— WRITTEN EXERCISE —
Repeat each entry as written, dropping any picture you find.

— DATASET RECORDS —
────────────────
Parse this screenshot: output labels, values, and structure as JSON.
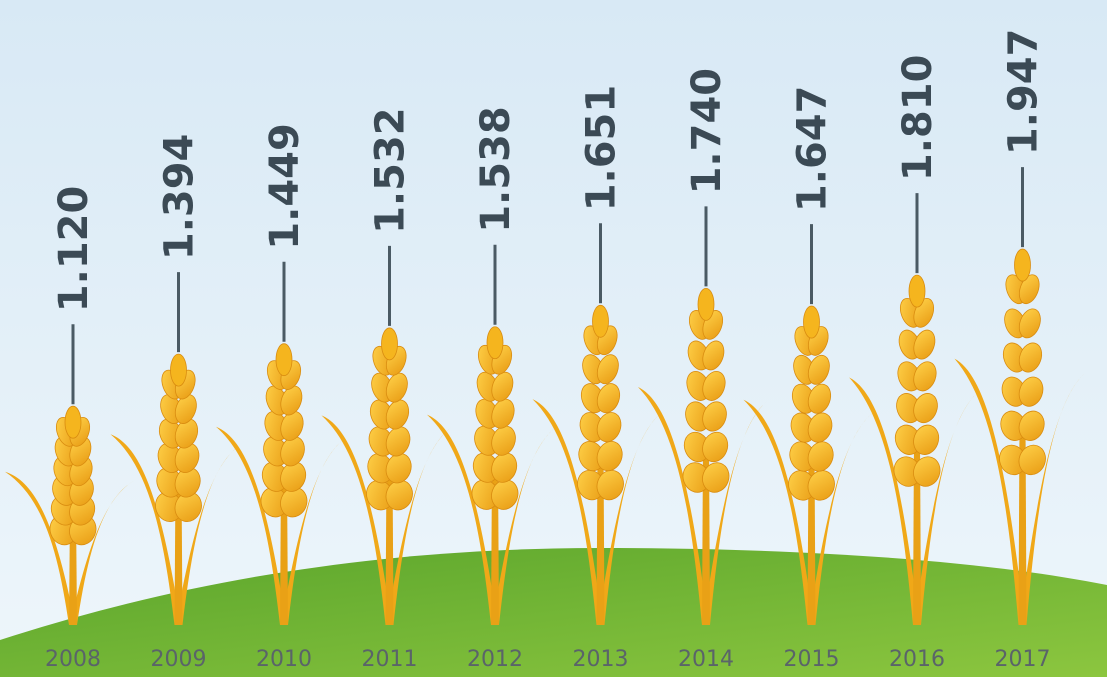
{
  "chart_data": {
    "type": "wheat",
    "categories": [
      "2008",
      "2009",
      "2010",
      "2011",
      "2012",
      "2013",
      "2014",
      "2015",
      "2016",
      "2017"
    ],
    "values": [
      1.12,
      1.394,
      1.449,
      1.532,
      1.538,
      1.651,
      1.74,
      1.647,
      1.81,
      1.947
    ],
    "value_labels": [
      "1.120",
      "1.394",
      "1.449",
      "1.532",
      "1.538",
      "1.651",
      "1.740",
      "1.647",
      "1.810",
      "1.947"
    ],
    "color": "#f5b51e"
  }
}
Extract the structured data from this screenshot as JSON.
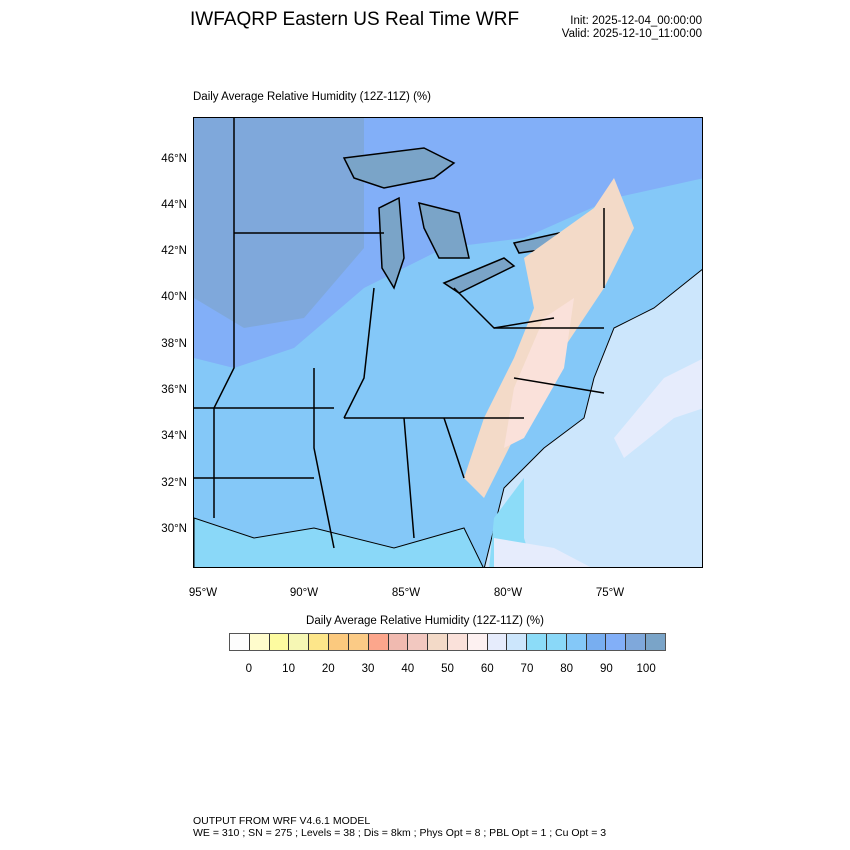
────────────────
— ANSWER TO THE PROBLEM —
Parse this screenshot: output labels, values, and structure as JSON.
{
  "chart_data": {
    "type": "wheat",
    "categories": [
      "2008",
      "2009",
      "2010",
      "2011",
      "2012",
      "2013",
      "2014",
      "2015",
      "2016",
      "2017"
    ],
    "values": [
      1.12,
      1.394,
      1.449,
      1.532,
      1.538,
      1.651,
      1.74,
      1.647,
      1.81,
      1.947
    ],
    "value_labels": [
      "1.120",
      "1.394",
      "1.449",
      "1.532",
      "1.538",
      "1.651",
      "1.740",
      "1.647",
      "1.810",
      "1.947"
    ],
    "color": "#f5b51e"
  }
}
Extract the structured data from this screenshot as JSON.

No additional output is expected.